-- YOUR TASK --
Transcribe all the records exactly and omit any images they hold.

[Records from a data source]
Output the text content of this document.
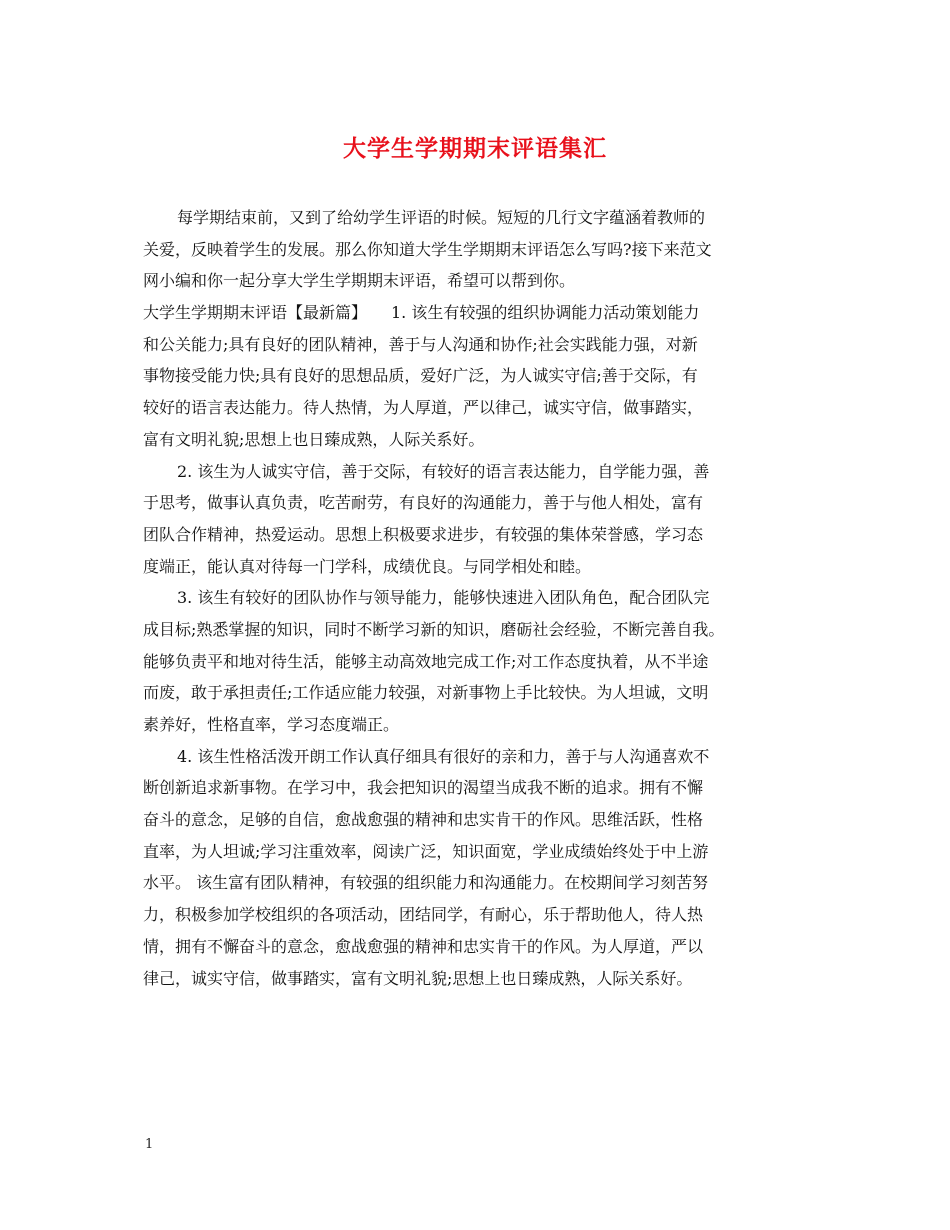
大学生学期期末评语集汇
每学期结束前，又到了给幼学生评语的时候。短短的几行文字蕴涵着教师的
关爱，反映着学生的发展。那么你知道大学生学期期末评语怎么写吗?接下来范文
网小编和你一起分享大学生学期期末评语，希望可以帮到你。
大学生学期期末评语【最新篇】　　1. 该生有较强的组织协调能力活动策划能力
和公关能力;具有良好的团队精神，善于与人沟通和协作;社会实践能力强，对新
事物接受能力快;具有良好的思想品质，爱好广泛，为人诚实守信;善于交际，有
较好的语言表达能力。待人热情，为人厚道，严以律己，诚实守信，做事踏实，
富有文明礼貌;思想上也日臻成熟，人际关系好。
2. 该生为人诚实守信，善于交际，有较好的语言表达能力，自学能力强，善
于思考，做事认真负责，吃苦耐劳，有良好的沟通能力，善于与他人相处，富有
团队合作精神，热爱运动。思想上积极要求进步，有较强的集体荣誉感，学习态
度端正，能认真对待每一门学科，成绩优良。与同学相处和睦。
3. 该生有较好的团队协作与领导能力，能够快速进入团队角色，配合团队完
成目标;熟悉掌握的知识，同时不断学习新的知识，磨砺社会经验，不断完善自我。
能够负责平和地对待生活，能够主动高效地完成工作;对工作态度执着，从不半途
而废，敢于承担责任;工作适应能力较强，对新事物上手比较快。为人坦诚，文明
素养好，性格直率，学习态度端正。
4. 该生性格活泼开朗工作认真仔细具有很好的亲和力，善于与人沟通喜欢不
断创新追求新事物。在学习中，我会把知识的渴望当成我不断的追求。拥有不懈
奋斗的意念，足够的自信，愈战愈强的精神和忠实肯干的作风。思维活跃，性格
直率，为人坦诚;学习注重效率，阅读广泛，知识面宽，学业成绩始终处于中上游
水平。 该生富有团队精神，有较强的组织能力和沟通能力。在校期间学习刻苦努
力，积极参加学校组织的各项活动，团结同学，有耐心，乐于帮助他人，待人热
情，拥有不懈奋斗的意念，愈战愈强的精神和忠实肯干的作风。为人厚道，严以
律己，诚实守信，做事踏实，富有文明礼貌;思想上也日臻成熟，人际关系好。
1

-- THE RESPONSE --
Output the text content of this document.
大学生学期期末评语集汇
每学期结束前，又到了给幼学生评语的时候。短短的几行文字蕴涵着教师的
关爱，反映着学生的发展。那么你知道大学生学期期末评语怎么写吗?接下来范文
网小编和你一起分享大学生学期期末评语，希望可以帮到你。
大学生学期期末评语【最新篇】　　1. 该生有较强的组织协调能力活动策划能力
和公关能力;具有良好的团队精神，善于与人沟通和协作;社会实践能力强，对新
事物接受能力快;具有良好的思想品质，爱好广泛，为人诚实守信;善于交际，有
较好的语言表达能力。待人热情，为人厚道，严以律己，诚实守信，做事踏实，
富有文明礼貌;思想上也日臻成熟，人际关系好。
2. 该生为人诚实守信，善于交际，有较好的语言表达能力，自学能力强，善
于思考，做事认真负责，吃苦耐劳，有良好的沟通能力，善于与他人相处，富有
团队合作精神，热爱运动。思想上积极要求进步，有较强的集体荣誉感，学习态
度端正，能认真对待每一门学科，成绩优良。与同学相处和睦。
3. 该生有较好的团队协作与领导能力，能够快速进入团队角色，配合团队完
成目标;熟悉掌握的知识，同时不断学习新的知识，磨砺社会经验，不断完善自我。
能够负责平和地对待生活，能够主动高效地完成工作;对工作态度执着，从不半途
而废，敢于承担责任;工作适应能力较强，对新事物上手比较快。为人坦诚，文明
素养好，性格直率，学习态度端正。
4. 该生性格活泼开朗工作认真仔细具有很好的亲和力，善于与人沟通喜欢不
断创新追求新事物。在学习中，我会把知识的渴望当成我不断的追求。拥有不懈
奋斗的意念，足够的自信，愈战愈强的精神和忠实肯干的作风。思维活跃，性格
直率，为人坦诚;学习注重效率，阅读广泛，知识面宽，学业成绩始终处于中上游
水平。 该生富有团队精神，有较强的组织能力和沟通能力。在校期间学习刻苦努
力，积极参加学校组织的各项活动，团结同学，有耐心，乐于帮助他人，待人热
情，拥有不懈奋斗的意念，愈战愈强的精神和忠实肯干的作风。为人厚道，严以
律己，诚实守信，做事踏实，富有文明礼貌;思想上也日臻成熟，人际关系好。
1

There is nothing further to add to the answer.